[Directive] Tell how many lines carry the word "obesity"; the reply is the number and nothing else.

[Dataset listings of figures]

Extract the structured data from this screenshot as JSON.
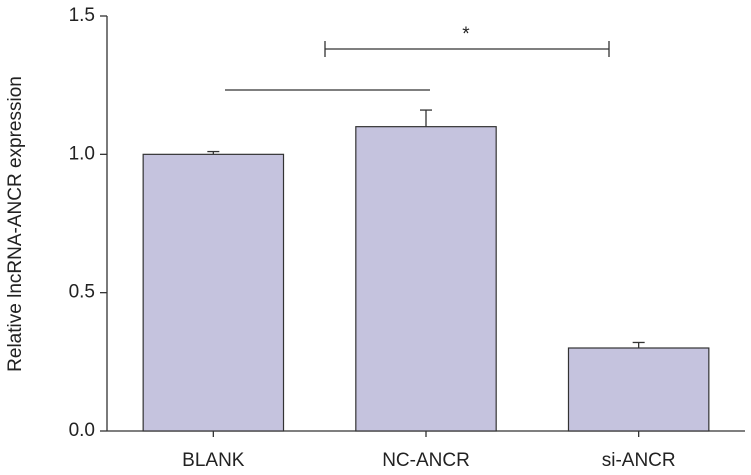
{
  "chart_data": {
    "type": "bar",
    "y_label": "Relative lncRNA-ANCR expression",
    "categories": [
      "BLANK",
      "NC-ANCR",
      "si-ANCR"
    ],
    "values": [
      1.0,
      1.1,
      0.3
    ],
    "errors": [
      0.01,
      0.06,
      0.02
    ],
    "color": "#c5c3de",
    "ylim": [
      0,
      1.5
    ],
    "yticks": [
      {
        "value": 0,
        "label": "0.0"
      },
      0.5,
      {
        "value": 1,
        "label": "1.0"
      },
      {
        "value": 1.5,
        "label": "1.5"
      }
    ],
    "annotations": [
      "*"
    ]
  }
}
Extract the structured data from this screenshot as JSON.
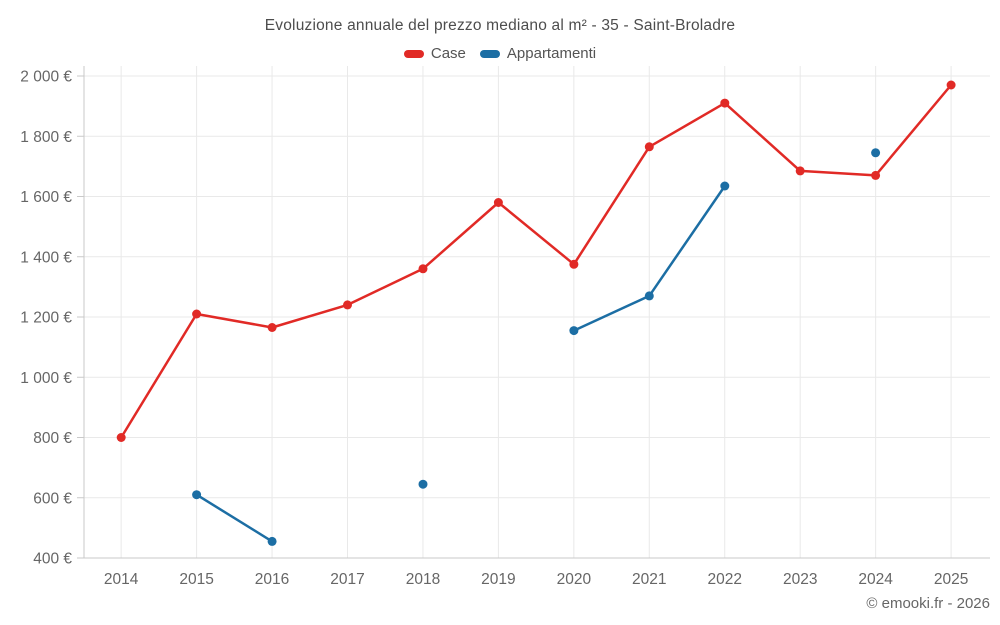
{
  "copyright": "© emooki.fr - 2026",
  "colors": {
    "case_red": "#e12a26",
    "appartamenti_blue": "#1c6ea4",
    "grid": "#e9e9e9",
    "axis": "#c9c9c9",
    "tick_text": "#666666",
    "title_text": "#4d4d4d"
  },
  "chart_data": {
    "type": "line",
    "title": "Evoluzione annuale del prezzo mediano al m² - 35 - Saint-Broladre",
    "xlabel": "",
    "ylabel": "",
    "categories": [
      "2014",
      "2015",
      "2016",
      "2017",
      "2018",
      "2019",
      "2020",
      "2021",
      "2022",
      "2023",
      "2024",
      "2025"
    ],
    "series": [
      {
        "name": "Case",
        "color": "#e12a26",
        "values": [
          800,
          1210,
          1165,
          1240,
          1360,
          1580,
          1375,
          1765,
          1910,
          1685,
          1670,
          1970
        ]
      },
      {
        "name": "Appartamenti",
        "color": "#1c6ea4",
        "values": [
          null,
          610,
          455,
          null,
          645,
          null,
          1155,
          1270,
          1635,
          null,
          1745,
          null
        ]
      }
    ],
    "ylim": [
      400,
      2000
    ],
    "ytick_step": 200,
    "ytick_labels": [
      "400 €",
      "600 €",
      "800 €",
      "1 000 €",
      "1 200 €",
      "1 400 €",
      "1 600 €",
      "1 800 €",
      "2 000 €"
    ],
    "grid": true,
    "legend_position": "top",
    "marker_radius": 4.5,
    "line_width": 2.5
  }
}
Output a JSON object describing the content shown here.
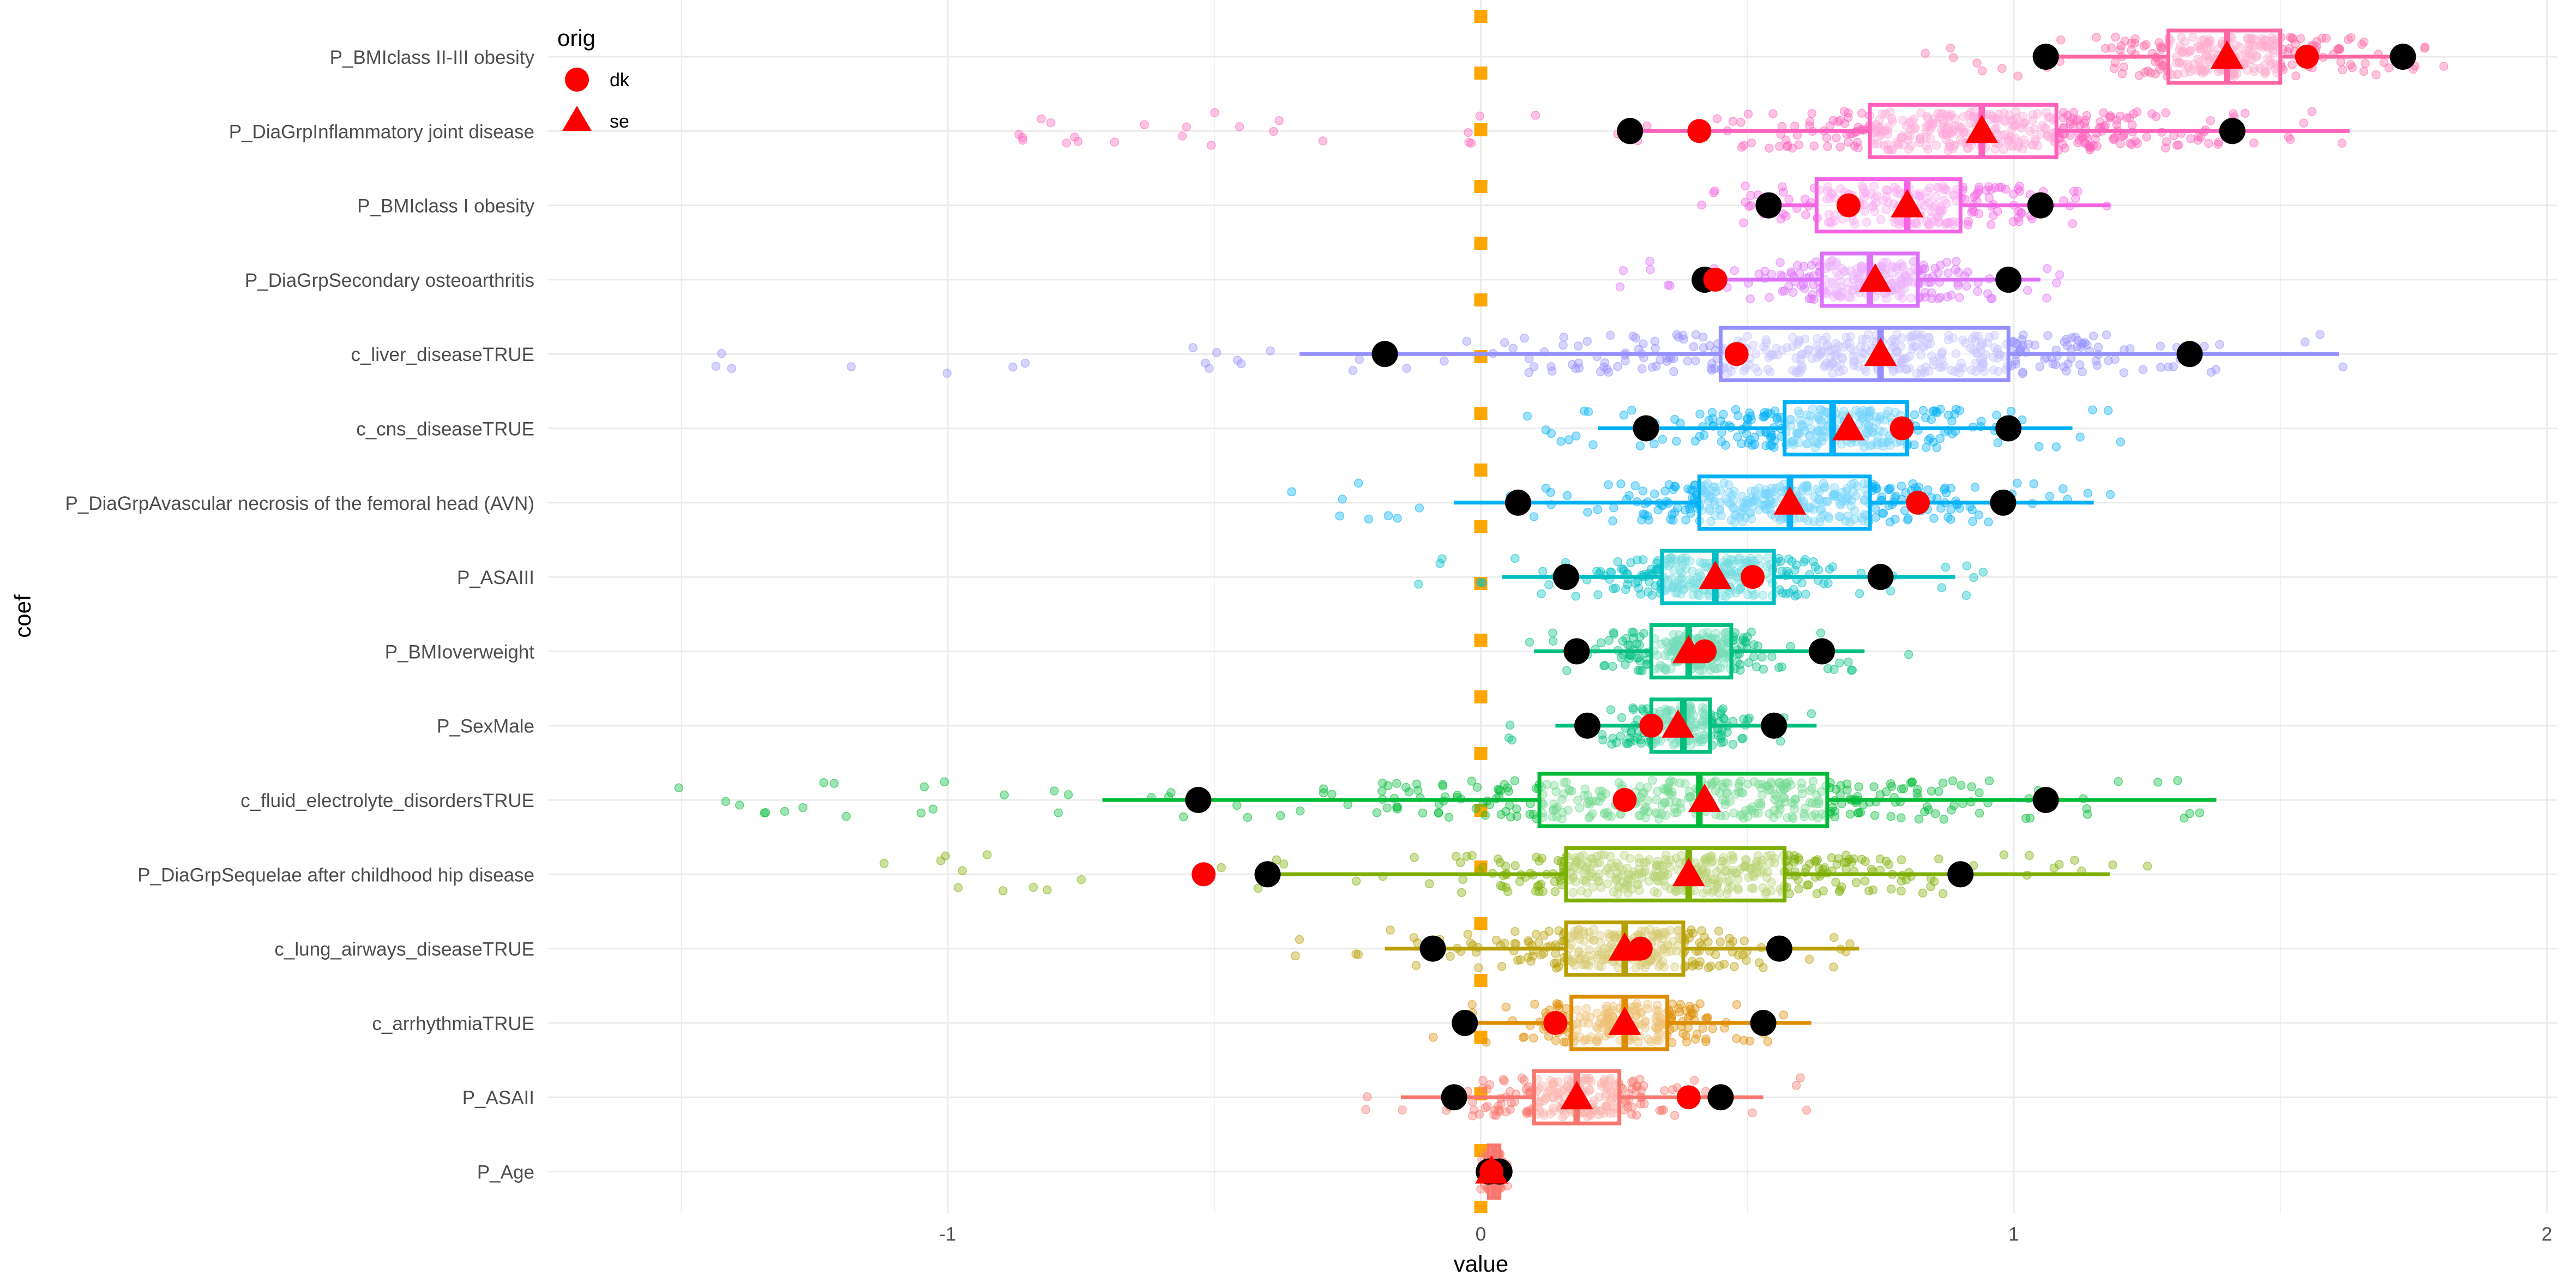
{
  "chart_data": {
    "type": "boxplot",
    "xlabel": "value",
    "ylabel": "coef",
    "xlim": [
      -1.75,
      2.02
    ],
    "x_ticks": [
      -1,
      0,
      1,
      2
    ],
    "grid": "on",
    "reference_line": {
      "value": 0,
      "style": "dotted",
      "color": "#FFA500"
    },
    "legend": {
      "title": "orig",
      "placement": "top-left",
      "entries": [
        {
          "label": "dk",
          "shape": "circle",
          "color": "#FF0000"
        },
        {
          "label": "se",
          "shape": "triangle",
          "color": "#FF0000"
        }
      ]
    },
    "categories": [
      {
        "name": "P_BMIclass II-III obesity",
        "color": "#FF67A4",
        "box": [
          1.29,
          1.4,
          1.5
        ],
        "whiskers": [
          1.06,
          1.73
        ],
        "point_range": [
          0.8,
          1.86
        ],
        "black": [
          1.06,
          1.73
        ],
        "dk": 1.55,
        "se": 1.4
      },
      {
        "name": "P_DiaGrpInflammatory joint disease",
        "color": "#FF62BC",
        "box": [
          0.73,
          0.94,
          1.08
        ],
        "whiskers": [
          0.28,
          1.63
        ],
        "point_range": [
          -0.88,
          1.63
        ],
        "black": [
          0.28,
          1.41
        ],
        "dk": 0.41,
        "se": 0.94
      },
      {
        "name": "P_BMIclass I obesity",
        "color": "#F564E3",
        "box": [
          0.63,
          0.8,
          0.9
        ],
        "whiskers": [
          0.54,
          1.18
        ],
        "point_range": [
          0.4,
          1.2
        ],
        "black": [
          0.54,
          1.05
        ],
        "dk": 0.69,
        "se": 0.8
      },
      {
        "name": "P_DiaGrpSecondary osteoarthritis",
        "color": "#DC71FA",
        "box": [
          0.64,
          0.73,
          0.82
        ],
        "whiskers": [
          0.42,
          1.05
        ],
        "point_range": [
          0.22,
          1.1
        ],
        "black": [
          0.42,
          0.99
        ],
        "dk": 0.44,
        "se": 0.74
      },
      {
        "name": "c_liver_diseaseTRUE",
        "color": "#9590FF",
        "box": [
          0.45,
          0.75,
          0.99
        ],
        "whiskers": [
          -0.34,
          1.61
        ],
        "point_range": [
          -1.45,
          1.65
        ],
        "black": [
          -0.18,
          1.33
        ],
        "dk": 0.48,
        "se": 0.75
      },
      {
        "name": "c_cns_diseaseTRUE",
        "color": "#00B0F6",
        "box": [
          0.57,
          0.66,
          0.8
        ],
        "whiskers": [
          0.22,
          1.11
        ],
        "point_range": [
          0.05,
          1.22
        ],
        "black": [
          0.31,
          0.99
        ],
        "dk": 0.79,
        "se": 0.69
      },
      {
        "name": "P_DiaGrpAvascular necrosis of the femoral head (AVN)",
        "color": "#00B0F6",
        "box": [
          0.41,
          0.58,
          0.73
        ],
        "whiskers": [
          -0.05,
          1.15
        ],
        "point_range": [
          -0.42,
          1.2
        ],
        "black": [
          0.07,
          0.98
        ],
        "dk": 0.82,
        "se": 0.58
      },
      {
        "name": "P_ASAIII",
        "color": "#00BFC4",
        "box": [
          0.34,
          0.44,
          0.55
        ],
        "whiskers": [
          0.04,
          0.89
        ],
        "point_range": [
          -0.17,
          0.96
        ],
        "black": [
          0.16,
          0.75
        ],
        "dk": 0.51,
        "se": 0.44
      },
      {
        "name": "P_BMIoverweight",
        "color": "#00BF7D",
        "box": [
          0.32,
          0.39,
          0.47
        ],
        "whiskers": [
          0.1,
          0.72
        ],
        "point_range": [
          0.05,
          0.82
        ],
        "black": [
          0.18,
          0.64
        ],
        "dk": 0.42,
        "se": 0.39
      },
      {
        "name": "P_SexMale",
        "color": "#00BF7D",
        "box": [
          0.32,
          0.38,
          0.43
        ],
        "whiskers": [
          0.14,
          0.63
        ],
        "point_range": [
          0.05,
          0.64
        ],
        "black": [
          0.2,
          0.55
        ],
        "dk": 0.32,
        "se": 0.37
      },
      {
        "name": "c_fluid_electrolyte_disordersTRUE",
        "color": "#00BA38",
        "box": [
          0.11,
          0.41,
          0.65
        ],
        "whiskers": [
          -0.71,
          1.38
        ],
        "point_range": [
          -1.6,
          1.38
        ],
        "black": [
          -0.53,
          1.06
        ],
        "dk": 0.27,
        "se": 0.42
      },
      {
        "name": "P_DiaGrpSequelae after childhood hip disease",
        "color": "#7CAE00",
        "box": [
          0.16,
          0.39,
          0.57
        ],
        "whiskers": [
          -0.42,
          1.18
        ],
        "point_range": [
          -1.22,
          1.28
        ],
        "black": [
          -0.4,
          0.9
        ],
        "dk": -0.52,
        "se": 0.39
      },
      {
        "name": "c_lung_airways_diseaseTRUE",
        "color": "#B79F00",
        "box": [
          0.16,
          0.27,
          0.38
        ],
        "whiskers": [
          -0.18,
          0.71
        ],
        "point_range": [
          -0.4,
          0.71
        ],
        "black": [
          -0.09,
          0.56
        ],
        "dk": 0.3,
        "se": 0.27
      },
      {
        "name": "c_arrhythmiaTRUE",
        "color": "#DE8C00",
        "box": [
          0.17,
          0.27,
          0.35
        ],
        "whiskers": [
          -0.05,
          0.62
        ],
        "point_range": [
          -0.1,
          0.66
        ],
        "black": [
          -0.03,
          0.53
        ],
        "dk": 0.14,
        "se": 0.27
      },
      {
        "name": "P_ASAII",
        "color": "#F8766D",
        "box": [
          0.1,
          0.18,
          0.26
        ],
        "whiskers": [
          -0.15,
          0.53
        ],
        "point_range": [
          -0.22,
          0.62
        ],
        "black": [
          -0.05,
          0.45
        ],
        "dk": 0.39,
        "se": 0.18
      },
      {
        "name": "P_Age",
        "color": "#F8766D",
        "box": [
          0.015,
          0.025,
          0.035
        ],
        "whiskers": [
          0.0,
          0.045
        ],
        "point_range": [
          0.0,
          0.05
        ],
        "black": [
          0.015,
          0.035
        ],
        "dk": 0.02,
        "se": 0.02
      }
    ]
  }
}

[Response to the task] 2